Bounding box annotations

------------------------------------

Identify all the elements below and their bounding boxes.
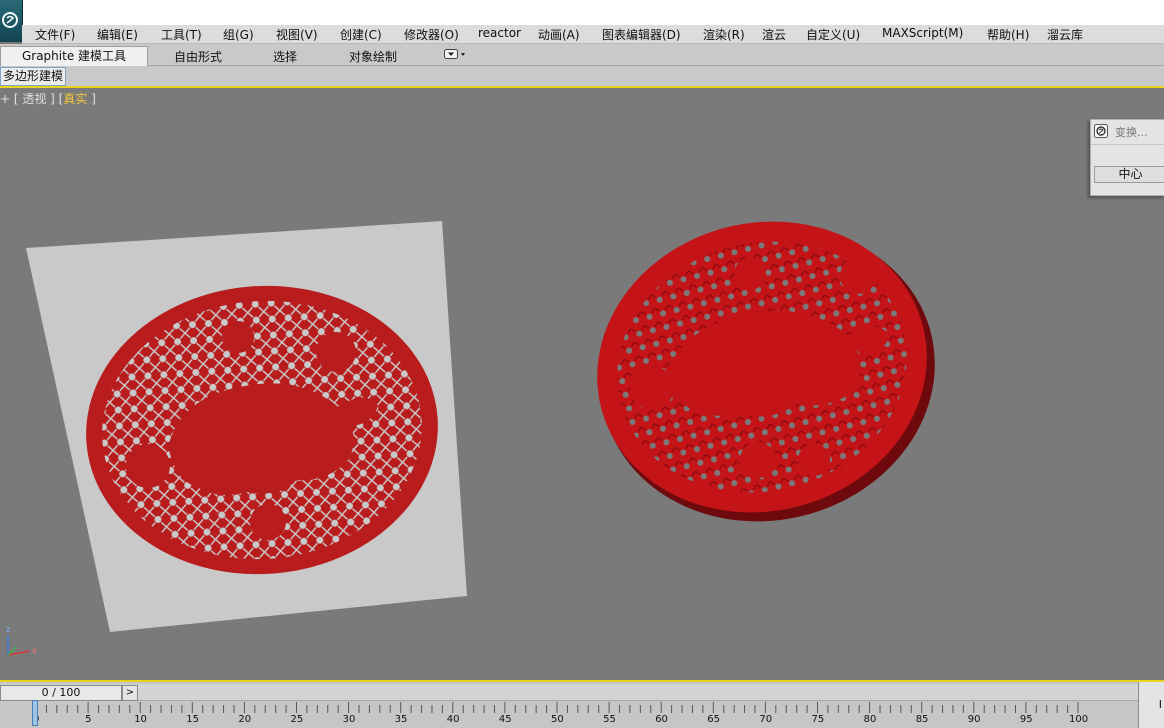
divider (1091, 144, 1164, 145)
next-frame-button[interactable]: > (122, 685, 138, 701)
current-frame-marker[interactable] (32, 700, 38, 726)
ribbon-tabs: Graphite 建模工具 自由形式 选择 对象绘制 (0, 44, 1164, 66)
menu-animation[interactable]: 动画(A) (538, 26, 580, 43)
axis-gizmo-icon: z x (6, 625, 37, 656)
menu-help[interactable]: 帮助(H) (987, 26, 1029, 43)
tick-label: 60 (655, 714, 668, 725)
tick-label: 20 (238, 714, 252, 725)
tick-label: 30 (342, 714, 356, 725)
reference-plane[interactable] (26, 221, 467, 632)
transform-panel-title: 变换... (1115, 126, 1148, 139)
tick-label: 95 (1019, 714, 1033, 725)
menu-file[interactable]: 文件(F) (35, 26, 75, 43)
menu-bar: 文件(F) 编辑(E) 工具(T) 组(G) 视图(V) 创建(C) 修改器(O… (22, 25, 1164, 44)
axis-x-label: x (32, 646, 37, 655)
time-slider-track[interactable]: 0 / 100 > (0, 684, 1140, 701)
menu-graph-editors[interactable]: 图表编辑器(D) (602, 26, 681, 43)
menu-maxscript[interactable]: MAXScript(M) (882, 26, 963, 40)
transform-icon (1094, 124, 1108, 138)
menu-edit[interactable]: 编辑(E) (97, 26, 138, 43)
tick-label: 100 (1069, 714, 1089, 725)
subtab-polygon-modeling[interactable]: 多边形建模 (0, 67, 67, 86)
transform-panel[interactable]: 变换... 中心 (1090, 119, 1164, 196)
menu-tools[interactable]: 工具(T) (161, 26, 202, 43)
tick-label: 85 (915, 714, 929, 725)
tick-label: 35 (394, 714, 408, 725)
track-bar[interactable]: 0510152025303540455055606570758085909510… (0, 700, 1140, 728)
tick-label: 25 (290, 714, 304, 725)
key-mode-box[interactable]: I (1138, 682, 1164, 728)
tick-label: 45 (498, 714, 512, 725)
perspective-viewport[interactable]: + [ 透视 ] [真实 ] 变换... 中心 z x (0, 88, 1164, 680)
axis-z-label: z (6, 625, 10, 634)
menu-view[interactable]: 视图(V) (276, 26, 318, 43)
time-slider-thumb[interactable]: 0 / 100 (0, 685, 122, 701)
menu-customize[interactable]: 自定义(U) (806, 26, 860, 43)
menu-group[interactable]: 组(G) (223, 26, 254, 43)
tick-label: 50 (551, 714, 564, 725)
tick-label: 5 (85, 714, 92, 725)
title-strip (0, 0, 1164, 25)
track-bar-ticks (35, 702, 1079, 713)
tick-label: 40 (446, 714, 460, 725)
menu-reactor[interactable]: reactor (478, 26, 521, 40)
tick-label: 70 (759, 714, 773, 725)
app-logo-button[interactable] (0, 0, 23, 42)
tick-label: 15 (186, 714, 200, 725)
menu-rendering[interactable]: 渲染(R) (703, 26, 745, 43)
menu-renderyun[interactable]: 渲云 (762, 26, 786, 43)
tick-label: 65 (707, 714, 721, 725)
tick-label: 75 (811, 714, 825, 725)
paper-cut-3d-model[interactable] (566, 187, 966, 556)
tab-graphite-modeling[interactable]: Graphite 建模工具 (0, 46, 148, 66)
ribbon-dropdown-icon[interactable] (444, 49, 466, 60)
center-button[interactable]: 中心 (1094, 166, 1164, 183)
tab-freeform[interactable]: 自由形式 (174, 48, 222, 65)
menu-cloud-library[interactable]: 溜云库 (1047, 26, 1083, 43)
menu-create[interactable]: 创建(C) (340, 26, 382, 43)
tick-label: 90 (967, 714, 981, 725)
time-slider-area: 0 / 100 > 051015202530354045505560657075… (0, 682, 1164, 728)
tick-label: 10 (134, 714, 147, 725)
tab-selection[interactable]: 选择 (273, 48, 297, 65)
ribbon-panel-bar: 多边形建模 (0, 66, 1164, 86)
tick-label: 55 (603, 714, 616, 725)
tick-label: 80 (863, 714, 877, 725)
scene-objects (26, 187, 966, 632)
app-logo-icon (2, 12, 18, 28)
menu-modifiers[interactable]: 修改器(O) (404, 26, 459, 43)
tab-object-paint[interactable]: 对象绘制 (349, 48, 397, 65)
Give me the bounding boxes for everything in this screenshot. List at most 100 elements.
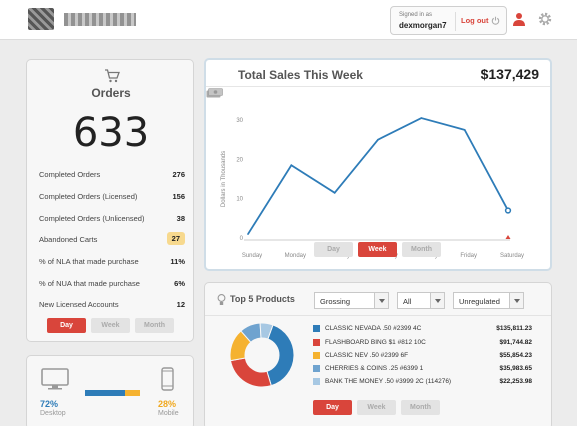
sales-title: Total Sales This Week xyxy=(238,68,363,82)
orders-panel: Orders 633 Completed Orders 276 Complete… xyxy=(26,59,194,342)
legend-swatch xyxy=(313,339,320,346)
dropdown-value: All xyxy=(403,297,412,306)
y-tick-label: 20 xyxy=(236,157,243,163)
y-axis-label: Dollars in Thousands xyxy=(221,151,227,207)
x-tick-label: Monday xyxy=(285,253,306,259)
mobile-label: Mobile xyxy=(158,410,179,417)
mobile-share-fill xyxy=(124,390,140,396)
stat-label: Abandoned Carts xyxy=(39,235,98,244)
legend-swatch xyxy=(313,352,320,359)
dropdown-value: Grossing xyxy=(320,297,351,306)
product-name: CLASSIC NEV .50 #2399 6F xyxy=(325,352,409,359)
stat-value: 38 xyxy=(176,214,185,223)
sales-panel: Total Sales This Week $137,429 Dollars i… xyxy=(204,58,552,271)
stat-label: % of NLA that made purchase xyxy=(39,257,139,266)
sales-week-button[interactable]: Week xyxy=(358,242,397,257)
power-icon[interactable] xyxy=(491,16,500,25)
stat-value: 12 xyxy=(176,300,185,309)
regulation-dropdown[interactable]: Unregulated xyxy=(453,292,524,309)
stat-value: 11% xyxy=(170,257,185,266)
orders-count: 633 xyxy=(72,110,150,156)
products-donut-chart xyxy=(229,322,295,388)
product-name: FLASHBOARD BING $1 #812 10C xyxy=(325,339,426,346)
stat-row: Completed Orders (Unlicensed) 38 xyxy=(39,210,185,226)
user-icon[interactable] xyxy=(512,12,526,26)
sales-series-line xyxy=(247,117,509,235)
product-row[interactable]: CHERRIES & COINS .25 #6399 1 $35,983.65 xyxy=(313,362,532,376)
stat-label: New Licensed Accounts xyxy=(39,300,119,309)
dropdown-value: Unregulated xyxy=(459,297,500,306)
stat-value: 156 xyxy=(172,192,185,201)
desktop-percent: 72% xyxy=(40,399,59,409)
desktop-share-fill xyxy=(85,390,125,396)
top-products-title: Top 5 Products xyxy=(230,294,295,304)
x-tick-label: Saturday xyxy=(500,253,524,259)
logo-wordmark xyxy=(64,13,136,26)
legend-swatch xyxy=(313,365,320,372)
stat-label: % of NUA that made purchase xyxy=(39,279,140,288)
logout-link[interactable]: Log out xyxy=(461,16,489,25)
chevron-down-icon xyxy=(430,293,444,308)
chevron-down-icon xyxy=(509,293,523,308)
data-point xyxy=(463,129,466,131)
desktop-label: Desktop xyxy=(40,410,66,417)
y-tick-label: 0 xyxy=(240,236,244,242)
x-tick-label: Friday xyxy=(460,253,477,259)
product-value: $22,253.98 xyxy=(499,378,532,385)
product-name: CHERRIES & COINS .25 #6399 1 xyxy=(325,365,424,372)
data-point xyxy=(333,191,336,194)
orders-week-button[interactable]: Week xyxy=(91,318,130,333)
sales-day-button[interactable]: Day xyxy=(314,242,353,257)
devices-panel: 72% 28% Desktop Mobile xyxy=(26,355,194,426)
stat-row: Completed Orders 276 xyxy=(39,166,185,182)
products-month-button[interactable]: Month xyxy=(401,400,440,415)
orders-title: Orders xyxy=(91,86,131,100)
gear-icon[interactable] xyxy=(537,11,553,27)
account-box: Signed in as dexmorgan7 Log out xyxy=(390,6,507,35)
stat-value: 6% xyxy=(174,279,185,288)
monitor-icon xyxy=(41,368,69,390)
signed-in-label: Signed in as xyxy=(399,12,433,18)
product-row[interactable]: CLASSIC NEVADA .50 #2399 4C $135,811.23 xyxy=(313,322,532,336)
product-value: $35,983.65 xyxy=(499,365,532,372)
stat-row: Abandoned Carts 27 xyxy=(39,231,185,247)
product-row[interactable]: FLASHBOARD BING $1 #812 10C $91,744.82 xyxy=(313,336,532,350)
grossing-dropdown[interactable]: Grossing xyxy=(314,292,389,309)
product-row[interactable]: CLASSIC NEV .50 #2399 6F $55,854.23 xyxy=(313,349,532,363)
phone-icon xyxy=(161,367,174,391)
donut-slice xyxy=(266,324,295,387)
cart-icon xyxy=(105,69,120,83)
sales-month-button[interactable]: Month xyxy=(402,242,441,257)
sales-total: $137,429 xyxy=(480,66,539,82)
chevron-down-icon xyxy=(374,293,388,308)
data-point xyxy=(247,233,249,235)
data-point xyxy=(377,138,379,141)
product-value: $91,744.82 xyxy=(499,339,532,346)
app-logo[interactable] xyxy=(28,8,138,30)
top-products-panel: Top 5 Products Grossing All Unregulated … xyxy=(204,282,552,426)
device-split-bar xyxy=(85,390,140,396)
product-value: $55,854.23 xyxy=(499,352,532,359)
stat-label: Completed Orders (Unlicensed) xyxy=(39,214,145,223)
stat-row: % of NLA that made purchase 11% xyxy=(39,253,185,269)
y-tick-label: 30 xyxy=(236,118,243,124)
logo-mark xyxy=(28,8,54,30)
product-row[interactable]: BANK THE MONEY .50 #3999 2C (114276) $22… xyxy=(313,375,532,389)
orders-day-button[interactable]: Day xyxy=(47,318,86,333)
mobile-percent: 28% xyxy=(158,399,177,409)
stat-label: Completed Orders xyxy=(39,170,101,179)
data-point xyxy=(290,164,293,167)
stat-row: Completed Orders (Licensed) 156 xyxy=(39,188,185,204)
products-day-button[interactable]: Day xyxy=(313,400,352,415)
category-dropdown[interactable]: All xyxy=(397,292,445,309)
stat-row: New Licensed Accounts 12 xyxy=(39,296,185,312)
lightbulb-icon xyxy=(217,294,226,305)
product-name: CLASSIC NEVADA .50 #2399 4C xyxy=(325,325,422,332)
x-tick-label: Sunday xyxy=(242,253,262,259)
donut-slice xyxy=(229,357,272,388)
orders-month-button[interactable]: Month xyxy=(135,318,174,333)
divider xyxy=(205,315,551,316)
y-tick-label: 10 xyxy=(236,197,243,203)
data-point xyxy=(420,117,423,119)
products-week-button[interactable]: Week xyxy=(357,400,396,415)
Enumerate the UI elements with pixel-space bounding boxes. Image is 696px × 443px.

------------------------------------

Rewrite the lines of the records from the line containing "divider (1091, 144, 1164, 145)" through the line containing "tick-label: 25 (290, 714, 304, 725)", inclusive, changing every "tick-label" to "scale-label" and keeping everything else as it is.

divider (1091, 144, 1164, 145)
next-frame-button[interactable]: > (122, 685, 138, 701)
current-frame-marker[interactable] (32, 700, 38, 726)
ribbon-tabs: Graphite 建模工具 自由形式 选择 对象绘制 (0, 44, 1164, 66)
menu-animation[interactable]: 动画(A) (538, 26, 580, 43)
axis-gizmo-icon: z x (6, 625, 37, 656)
menu-help[interactable]: 帮助(H) (987, 26, 1029, 43)
scale-label: 60 (655, 714, 668, 725)
scale-label: 20 (238, 714, 252, 725)
scale-label: 30 (342, 714, 356, 725)
reference-plane[interactable] (26, 221, 467, 632)
transform-panel-title: 变换... (1115, 126, 1148, 139)
scale-label: 95 (1019, 714, 1033, 725)
menu-file[interactable]: 文件(F) (35, 26, 75, 43)
menu-bar: 文件(F) 编辑(E) 工具(T) 组(G) 视图(V) 创建(C) 修改器(O… (22, 25, 1164, 44)
axis-x-label: x (32, 646, 37, 655)
time-slider-track[interactable]: 0 / 100 > (0, 684, 1140, 701)
menu-graph-editors[interactable]: 图表编辑器(D) (602, 26, 681, 43)
menu-maxscript[interactable]: MAXScript(M) (882, 26, 963, 40)
transform-icon (1094, 124, 1108, 138)
menu-edit[interactable]: 编辑(E) (97, 26, 138, 43)
scale-label: 100 (1069, 714, 1089, 725)
subtab-polygon-modeling[interactable]: 多边形建模 (0, 67, 67, 86)
transform-panel[interactable]: 变换... 中心 (1090, 119, 1164, 196)
menu-tools[interactable]: 工具(T) (161, 26, 202, 43)
scale-label: 85 (915, 714, 929, 725)
scale-label: 35 (394, 714, 408, 725)
track-bar[interactable]: 0510152025303540455055606570758085909510… (0, 700, 1140, 728)
scale-label: 25 (290, 714, 304, 725)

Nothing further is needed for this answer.